## Start DATA TO PROCESS

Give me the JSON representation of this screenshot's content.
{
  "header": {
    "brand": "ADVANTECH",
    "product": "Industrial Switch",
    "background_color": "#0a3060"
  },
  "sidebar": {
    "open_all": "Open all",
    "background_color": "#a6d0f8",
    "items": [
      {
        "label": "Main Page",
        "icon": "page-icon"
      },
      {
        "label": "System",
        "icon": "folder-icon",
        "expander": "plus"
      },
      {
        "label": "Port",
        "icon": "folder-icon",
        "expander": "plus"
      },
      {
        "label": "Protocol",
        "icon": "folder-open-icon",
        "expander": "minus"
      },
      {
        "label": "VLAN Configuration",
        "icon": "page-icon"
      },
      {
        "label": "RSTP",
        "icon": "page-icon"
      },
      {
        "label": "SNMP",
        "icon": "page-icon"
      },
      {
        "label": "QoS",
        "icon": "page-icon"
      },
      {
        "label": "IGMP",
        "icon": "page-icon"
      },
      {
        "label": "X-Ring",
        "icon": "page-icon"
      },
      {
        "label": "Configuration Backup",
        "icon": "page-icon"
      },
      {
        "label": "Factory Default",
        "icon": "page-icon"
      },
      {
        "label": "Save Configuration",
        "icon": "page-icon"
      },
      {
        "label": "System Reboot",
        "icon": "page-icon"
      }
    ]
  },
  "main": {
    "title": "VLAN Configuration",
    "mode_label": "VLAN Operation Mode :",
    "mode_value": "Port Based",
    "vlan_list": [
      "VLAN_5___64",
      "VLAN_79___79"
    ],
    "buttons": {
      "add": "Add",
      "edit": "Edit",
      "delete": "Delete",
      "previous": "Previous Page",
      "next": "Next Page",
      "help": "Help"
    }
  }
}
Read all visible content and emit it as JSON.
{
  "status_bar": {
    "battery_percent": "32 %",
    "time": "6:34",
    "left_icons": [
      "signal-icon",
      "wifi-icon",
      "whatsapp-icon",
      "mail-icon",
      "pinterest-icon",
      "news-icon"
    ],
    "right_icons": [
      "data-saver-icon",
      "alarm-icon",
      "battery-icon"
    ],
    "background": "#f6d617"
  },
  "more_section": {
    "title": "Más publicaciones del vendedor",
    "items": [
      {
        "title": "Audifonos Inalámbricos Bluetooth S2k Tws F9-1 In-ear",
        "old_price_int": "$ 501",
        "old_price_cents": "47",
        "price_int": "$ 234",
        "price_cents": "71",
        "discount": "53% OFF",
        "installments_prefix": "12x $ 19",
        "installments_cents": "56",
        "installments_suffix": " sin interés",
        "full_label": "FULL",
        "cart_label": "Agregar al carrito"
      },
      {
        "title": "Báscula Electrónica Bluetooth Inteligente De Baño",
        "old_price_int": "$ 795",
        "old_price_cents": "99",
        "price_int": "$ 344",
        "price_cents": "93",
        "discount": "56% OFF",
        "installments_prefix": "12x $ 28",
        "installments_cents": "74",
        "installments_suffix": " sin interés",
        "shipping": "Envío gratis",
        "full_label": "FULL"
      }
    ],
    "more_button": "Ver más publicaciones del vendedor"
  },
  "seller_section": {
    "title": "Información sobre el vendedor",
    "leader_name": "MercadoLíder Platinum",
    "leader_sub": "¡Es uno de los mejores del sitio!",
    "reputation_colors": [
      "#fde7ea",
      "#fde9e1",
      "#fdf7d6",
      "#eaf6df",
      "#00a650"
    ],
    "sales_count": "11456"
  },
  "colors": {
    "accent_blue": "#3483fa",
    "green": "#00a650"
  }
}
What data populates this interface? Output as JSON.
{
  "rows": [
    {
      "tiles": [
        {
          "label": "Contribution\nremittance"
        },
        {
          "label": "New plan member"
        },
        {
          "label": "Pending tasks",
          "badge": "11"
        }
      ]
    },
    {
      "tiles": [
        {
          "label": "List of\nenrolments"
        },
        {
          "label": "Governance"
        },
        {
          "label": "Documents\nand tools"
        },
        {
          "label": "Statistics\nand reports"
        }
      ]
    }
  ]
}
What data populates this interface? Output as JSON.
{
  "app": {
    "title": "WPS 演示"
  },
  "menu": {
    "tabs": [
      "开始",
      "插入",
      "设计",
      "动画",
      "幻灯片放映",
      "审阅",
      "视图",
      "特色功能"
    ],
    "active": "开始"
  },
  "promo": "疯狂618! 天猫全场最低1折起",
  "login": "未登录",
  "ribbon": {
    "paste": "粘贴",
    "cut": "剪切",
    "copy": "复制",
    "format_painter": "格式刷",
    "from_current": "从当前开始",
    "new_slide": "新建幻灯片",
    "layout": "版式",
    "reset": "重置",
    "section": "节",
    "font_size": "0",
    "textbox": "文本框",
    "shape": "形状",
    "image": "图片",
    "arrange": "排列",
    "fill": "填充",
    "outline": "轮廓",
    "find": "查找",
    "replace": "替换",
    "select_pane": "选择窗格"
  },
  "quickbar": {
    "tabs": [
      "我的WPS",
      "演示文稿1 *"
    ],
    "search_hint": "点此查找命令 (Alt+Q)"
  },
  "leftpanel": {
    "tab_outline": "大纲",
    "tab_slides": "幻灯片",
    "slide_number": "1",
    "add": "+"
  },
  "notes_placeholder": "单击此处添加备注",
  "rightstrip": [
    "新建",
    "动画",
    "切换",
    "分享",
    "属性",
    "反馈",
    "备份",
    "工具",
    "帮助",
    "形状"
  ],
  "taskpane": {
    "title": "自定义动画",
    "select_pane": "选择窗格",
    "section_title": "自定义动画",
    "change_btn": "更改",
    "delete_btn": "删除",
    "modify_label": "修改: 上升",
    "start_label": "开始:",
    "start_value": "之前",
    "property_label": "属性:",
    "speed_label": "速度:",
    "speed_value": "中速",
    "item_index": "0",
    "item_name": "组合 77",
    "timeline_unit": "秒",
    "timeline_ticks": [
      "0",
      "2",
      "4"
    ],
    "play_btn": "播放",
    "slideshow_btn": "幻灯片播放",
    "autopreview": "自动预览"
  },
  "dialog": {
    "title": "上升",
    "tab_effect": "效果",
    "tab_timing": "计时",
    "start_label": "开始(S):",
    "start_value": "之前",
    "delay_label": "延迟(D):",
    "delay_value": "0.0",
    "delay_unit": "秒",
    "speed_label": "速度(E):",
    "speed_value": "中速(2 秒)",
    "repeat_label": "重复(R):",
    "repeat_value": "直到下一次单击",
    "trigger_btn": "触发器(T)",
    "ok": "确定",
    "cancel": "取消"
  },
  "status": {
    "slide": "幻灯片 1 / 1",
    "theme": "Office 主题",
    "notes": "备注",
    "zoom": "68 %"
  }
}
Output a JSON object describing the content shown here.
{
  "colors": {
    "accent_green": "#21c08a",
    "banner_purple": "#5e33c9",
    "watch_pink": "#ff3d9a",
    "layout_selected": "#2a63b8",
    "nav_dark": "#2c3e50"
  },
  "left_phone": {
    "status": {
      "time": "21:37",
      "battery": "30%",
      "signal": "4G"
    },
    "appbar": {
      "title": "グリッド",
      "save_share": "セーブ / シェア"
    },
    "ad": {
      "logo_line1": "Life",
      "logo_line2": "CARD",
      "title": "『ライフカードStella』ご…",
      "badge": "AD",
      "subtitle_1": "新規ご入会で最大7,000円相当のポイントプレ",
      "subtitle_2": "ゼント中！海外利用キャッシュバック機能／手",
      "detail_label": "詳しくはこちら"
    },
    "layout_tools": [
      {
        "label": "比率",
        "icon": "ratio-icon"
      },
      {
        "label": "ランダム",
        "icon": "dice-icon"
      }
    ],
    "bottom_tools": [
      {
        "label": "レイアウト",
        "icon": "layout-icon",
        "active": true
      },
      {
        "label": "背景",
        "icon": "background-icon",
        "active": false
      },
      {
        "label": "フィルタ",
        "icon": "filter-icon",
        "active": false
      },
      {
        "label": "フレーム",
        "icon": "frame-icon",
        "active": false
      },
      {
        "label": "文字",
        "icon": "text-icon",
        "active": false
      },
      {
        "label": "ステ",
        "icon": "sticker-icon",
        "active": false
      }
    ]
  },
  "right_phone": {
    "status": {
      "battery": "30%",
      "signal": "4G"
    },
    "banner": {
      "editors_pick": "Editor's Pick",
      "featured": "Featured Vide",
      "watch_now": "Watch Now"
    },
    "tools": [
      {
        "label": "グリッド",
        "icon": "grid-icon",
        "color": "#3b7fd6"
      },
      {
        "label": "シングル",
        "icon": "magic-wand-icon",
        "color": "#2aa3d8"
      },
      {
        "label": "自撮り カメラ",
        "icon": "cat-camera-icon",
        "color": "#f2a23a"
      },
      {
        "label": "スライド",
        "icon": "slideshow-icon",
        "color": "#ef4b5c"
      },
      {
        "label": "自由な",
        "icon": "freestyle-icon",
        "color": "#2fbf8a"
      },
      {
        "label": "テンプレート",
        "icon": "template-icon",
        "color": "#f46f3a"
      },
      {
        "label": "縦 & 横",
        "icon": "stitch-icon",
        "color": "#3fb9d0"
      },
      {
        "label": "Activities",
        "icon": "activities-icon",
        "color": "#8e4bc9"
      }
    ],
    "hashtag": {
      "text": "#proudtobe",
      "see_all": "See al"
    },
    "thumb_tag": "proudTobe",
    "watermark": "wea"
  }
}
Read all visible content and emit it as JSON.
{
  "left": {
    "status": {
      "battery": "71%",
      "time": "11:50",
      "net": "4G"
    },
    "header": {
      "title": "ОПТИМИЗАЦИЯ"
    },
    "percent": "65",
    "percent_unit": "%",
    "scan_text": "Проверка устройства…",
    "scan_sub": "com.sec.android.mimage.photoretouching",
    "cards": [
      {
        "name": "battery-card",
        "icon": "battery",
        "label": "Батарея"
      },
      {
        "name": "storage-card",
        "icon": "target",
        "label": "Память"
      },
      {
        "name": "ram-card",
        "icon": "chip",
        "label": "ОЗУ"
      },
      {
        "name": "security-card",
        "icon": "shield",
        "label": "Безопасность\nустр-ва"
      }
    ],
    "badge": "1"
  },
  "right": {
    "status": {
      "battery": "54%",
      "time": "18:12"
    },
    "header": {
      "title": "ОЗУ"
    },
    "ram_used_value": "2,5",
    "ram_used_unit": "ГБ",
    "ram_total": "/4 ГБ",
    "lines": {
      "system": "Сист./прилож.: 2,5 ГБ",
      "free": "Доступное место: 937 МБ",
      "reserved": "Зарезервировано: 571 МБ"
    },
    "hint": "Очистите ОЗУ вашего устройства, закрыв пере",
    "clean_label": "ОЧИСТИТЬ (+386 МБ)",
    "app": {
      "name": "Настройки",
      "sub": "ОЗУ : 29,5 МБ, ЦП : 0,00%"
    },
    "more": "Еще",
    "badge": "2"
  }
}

## End DATA TO PROCESS

* **TASK DETAILS**
Show the lines where the word "content" appears in the entries.

* **REPLY TO THE TASK**
Give me the JSON representation of this screenshot's content.
Read all visible content and emit it as JSON.
Output a JSON object describing the content shown here.
Read all visible content and emit it as JSON.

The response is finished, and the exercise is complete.